### Task description
The records below are to be repeated in full, exactly as they are.
--------------------
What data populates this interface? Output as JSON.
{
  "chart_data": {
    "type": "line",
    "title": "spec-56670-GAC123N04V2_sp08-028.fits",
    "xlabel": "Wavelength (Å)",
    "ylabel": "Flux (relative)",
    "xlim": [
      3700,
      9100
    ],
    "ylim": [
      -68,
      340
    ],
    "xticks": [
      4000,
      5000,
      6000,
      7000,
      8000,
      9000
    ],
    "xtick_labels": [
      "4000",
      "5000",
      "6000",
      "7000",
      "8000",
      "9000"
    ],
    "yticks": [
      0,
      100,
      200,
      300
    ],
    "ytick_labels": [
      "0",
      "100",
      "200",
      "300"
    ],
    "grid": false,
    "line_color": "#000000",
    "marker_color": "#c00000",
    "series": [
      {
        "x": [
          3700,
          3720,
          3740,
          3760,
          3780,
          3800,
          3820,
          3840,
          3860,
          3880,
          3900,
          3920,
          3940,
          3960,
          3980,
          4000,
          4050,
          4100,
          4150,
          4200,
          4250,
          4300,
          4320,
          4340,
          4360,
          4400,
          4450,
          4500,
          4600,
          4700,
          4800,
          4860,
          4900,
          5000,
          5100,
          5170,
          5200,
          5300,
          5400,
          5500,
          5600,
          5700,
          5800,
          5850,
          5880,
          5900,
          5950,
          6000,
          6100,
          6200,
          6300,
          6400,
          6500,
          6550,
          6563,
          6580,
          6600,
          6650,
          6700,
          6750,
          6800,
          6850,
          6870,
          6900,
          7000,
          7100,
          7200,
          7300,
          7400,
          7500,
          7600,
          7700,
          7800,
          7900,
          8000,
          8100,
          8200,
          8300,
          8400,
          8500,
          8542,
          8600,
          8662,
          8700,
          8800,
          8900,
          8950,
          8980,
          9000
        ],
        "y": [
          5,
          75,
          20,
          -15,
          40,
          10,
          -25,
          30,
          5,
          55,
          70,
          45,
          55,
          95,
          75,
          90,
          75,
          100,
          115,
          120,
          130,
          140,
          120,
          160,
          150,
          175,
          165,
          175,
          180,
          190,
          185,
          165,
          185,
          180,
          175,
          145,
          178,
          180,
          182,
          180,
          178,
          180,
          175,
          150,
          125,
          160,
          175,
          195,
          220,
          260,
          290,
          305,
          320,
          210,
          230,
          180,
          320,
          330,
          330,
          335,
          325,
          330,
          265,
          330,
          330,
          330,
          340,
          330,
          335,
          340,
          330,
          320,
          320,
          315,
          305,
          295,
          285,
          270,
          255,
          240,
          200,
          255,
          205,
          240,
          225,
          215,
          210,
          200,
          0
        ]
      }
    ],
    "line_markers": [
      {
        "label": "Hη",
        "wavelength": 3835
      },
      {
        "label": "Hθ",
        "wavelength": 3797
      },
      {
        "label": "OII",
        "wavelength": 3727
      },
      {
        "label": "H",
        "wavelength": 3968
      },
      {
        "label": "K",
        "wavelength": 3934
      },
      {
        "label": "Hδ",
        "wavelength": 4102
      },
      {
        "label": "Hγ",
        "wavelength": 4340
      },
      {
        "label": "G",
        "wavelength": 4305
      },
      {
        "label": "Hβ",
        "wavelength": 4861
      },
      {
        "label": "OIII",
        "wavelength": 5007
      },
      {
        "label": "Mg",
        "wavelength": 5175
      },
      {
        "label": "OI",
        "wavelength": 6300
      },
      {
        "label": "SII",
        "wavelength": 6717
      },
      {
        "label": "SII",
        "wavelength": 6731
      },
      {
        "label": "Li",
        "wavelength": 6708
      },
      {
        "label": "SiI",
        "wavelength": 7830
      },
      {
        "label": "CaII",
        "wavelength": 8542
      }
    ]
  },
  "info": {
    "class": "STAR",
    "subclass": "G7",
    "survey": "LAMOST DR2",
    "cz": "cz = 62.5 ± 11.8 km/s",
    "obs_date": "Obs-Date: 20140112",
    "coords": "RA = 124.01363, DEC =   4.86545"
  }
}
--------------------
### Exercise response
What data populates this interface? Output as JSON.
{
  "chart_data": {
    "type": "line",
    "title": "spec-56670-GAC123N04V2_sp08-028.fits",
    "xlabel": "Wavelength (Å)",
    "ylabel": "Flux (relative)",
    "xlim": [
      3700,
      9100
    ],
    "ylim": [
      -68,
      340
    ],
    "xticks": [
      4000,
      5000,
      6000,
      7000,
      8000,
      9000
    ],
    "xtick_labels": [
      "4000",
      "5000",
      "6000",
      "7000",
      "8000",
      "9000"
    ],
    "yticks": [
      0,
      100,
      200,
      300
    ],
    "ytick_labels": [
      "0",
      "100",
      "200",
      "300"
    ],
    "grid": false,
    "line_color": "#000000",
    "marker_color": "#c00000",
    "series": [
      {
        "x": [
          3700,
          3720,
          3740,
          3760,
          3780,
          3800,
          3820,
          3840,
          3860,
          3880,
          3900,
          3920,
          3940,
          3960,
          3980,
          4000,
          4050,
          4100,
          4150,
          4200,
          4250,
          4300,
          4320,
          4340,
          4360,
          4400,
          4450,
          4500,
          4600,
          4700,
          4800,
          4860,
          4900,
          5000,
          5100,
          5170,
          5200,
          5300,
          5400,
          5500,
          5600,
          5700,
          5800,
          5850,
          5880,
          5900,
          5950,
          6000,
          6100,
          6200,
          6300,
          6400,
          6500,
          6550,
          6563,
          6580,
          6600,
          6650,
          6700,
          6750,
          6800,
          6850,
          6870,
          6900,
          7000,
          7100,
          7200,
          7300,
          7400,
          7500,
          7600,
          7700,
          7800,
          7900,
          8000,
          8100,
          8200,
          8300,
          8400,
          8500,
          8542,
          8600,
          8662,
          8700,
          8800,
          8900,
          8950,
          8980,
          9000
        ],
        "y": [
          5,
          75,
          20,
          -15,
          40,
          10,
          -25,
          30,
          5,
          55,
          70,
          45,
          55,
          95,
          75,
          90,
          75,
          100,
          115,
          120,
          130,
          140,
          120,
          160,
          150,
          175,
          165,
          175,
          180,
          190,
          185,
          165,
          185,
          180,
          175,
          145,
          178,
          180,
          182,
          180,
          178,
          180,
          175,
          150,
          125,
          160,
          175,
          195,
          220,
          260,
          290,
          305,
          320,
          210,
          230,
          180,
          320,
          330,
          330,
          335,
          325,
          330,
          265,
          330,
          330,
          330,
          340,
          330,
          335,
          340,
          330,
          320,
          320,
          315,
          305,
          295,
          285,
          270,
          255,
          240,
          200,
          255,
          205,
          240,
          225,
          215,
          210,
          200,
          0
        ]
      }
    ],
    "line_markers": [
      {
        "label": "Hη",
        "wavelength": 3835
      },
      {
        "label": "Hθ",
        "wavelength": 3797
      },
      {
        "label": "OII",
        "wavelength": 3727
      },
      {
        "label": "H",
        "wavelength": 3968
      },
      {
        "label": "K",
        "wavelength": 3934
      },
      {
        "label": "Hδ",
        "wavelength": 4102
      },
      {
        "label": "Hγ",
        "wavelength": 4340
      },
      {
        "label": "G",
        "wavelength": 4305
      },
      {
        "label": "Hβ",
        "wavelength": 4861
      },
      {
        "label": "OIII",
        "wavelength": 5007
      },
      {
        "label": "Mg",
        "wavelength": 5175
      },
      {
        "label": "OI",
        "wavelength": 6300
      },
      {
        "label": "SII",
        "wavelength": 6717
      },
      {
        "label": "SII",
        "wavelength": 6731
      },
      {
        "label": "Li",
        "wavelength": 6708
      },
      {
        "label": "SiI",
        "wavelength": 7830
      },
      {
        "label": "CaII",
        "wavelength": 8542
      }
    ]
  },
  "info": {
    "class": "STAR",
    "subclass": "G7",
    "survey": "LAMOST DR2",
    "cz": "cz = 62.5 ± 11.8 km/s",
    "obs_date": "Obs-Date: 20140112",
    "coords": "RA = 124.01363, DEC =   4.86545"
  }
}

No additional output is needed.